#### Exercise brief
Gather each line in the entries that includes the string "school".

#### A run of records
-- Begin --

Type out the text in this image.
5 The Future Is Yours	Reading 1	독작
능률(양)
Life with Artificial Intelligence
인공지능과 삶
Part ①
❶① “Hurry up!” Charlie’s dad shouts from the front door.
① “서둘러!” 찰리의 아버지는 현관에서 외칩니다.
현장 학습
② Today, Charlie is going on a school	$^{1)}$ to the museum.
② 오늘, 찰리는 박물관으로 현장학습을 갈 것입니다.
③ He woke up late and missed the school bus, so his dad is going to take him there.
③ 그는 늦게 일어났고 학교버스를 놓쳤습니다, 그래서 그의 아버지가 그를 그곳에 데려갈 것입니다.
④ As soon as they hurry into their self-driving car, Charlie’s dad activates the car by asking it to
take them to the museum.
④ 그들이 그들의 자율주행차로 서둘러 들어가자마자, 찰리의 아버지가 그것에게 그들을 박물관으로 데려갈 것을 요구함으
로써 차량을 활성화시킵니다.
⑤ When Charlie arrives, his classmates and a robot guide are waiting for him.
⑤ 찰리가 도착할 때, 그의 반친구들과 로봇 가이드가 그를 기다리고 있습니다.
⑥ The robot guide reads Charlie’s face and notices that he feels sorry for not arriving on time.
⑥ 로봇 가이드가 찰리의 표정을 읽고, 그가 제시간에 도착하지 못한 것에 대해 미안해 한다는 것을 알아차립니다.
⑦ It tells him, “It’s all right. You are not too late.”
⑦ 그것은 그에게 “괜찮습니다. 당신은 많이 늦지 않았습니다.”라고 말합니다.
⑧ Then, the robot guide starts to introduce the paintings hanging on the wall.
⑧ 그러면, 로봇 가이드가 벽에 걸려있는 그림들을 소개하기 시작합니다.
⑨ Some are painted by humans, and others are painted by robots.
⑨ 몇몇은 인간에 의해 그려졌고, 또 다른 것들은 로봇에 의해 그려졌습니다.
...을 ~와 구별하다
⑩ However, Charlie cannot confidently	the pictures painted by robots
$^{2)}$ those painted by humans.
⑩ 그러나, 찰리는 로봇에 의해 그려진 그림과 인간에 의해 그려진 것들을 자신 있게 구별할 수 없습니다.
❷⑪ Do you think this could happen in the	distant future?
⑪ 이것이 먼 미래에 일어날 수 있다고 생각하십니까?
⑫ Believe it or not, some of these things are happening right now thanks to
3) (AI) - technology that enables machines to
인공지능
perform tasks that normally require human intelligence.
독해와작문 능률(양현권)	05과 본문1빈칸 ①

-- End --

#### Solution to the exercise
② Today, Charlie is going on a school	$^{1)}$ to the museum.
③ He woke up late and missed the school bus, so his dad is going to take him there.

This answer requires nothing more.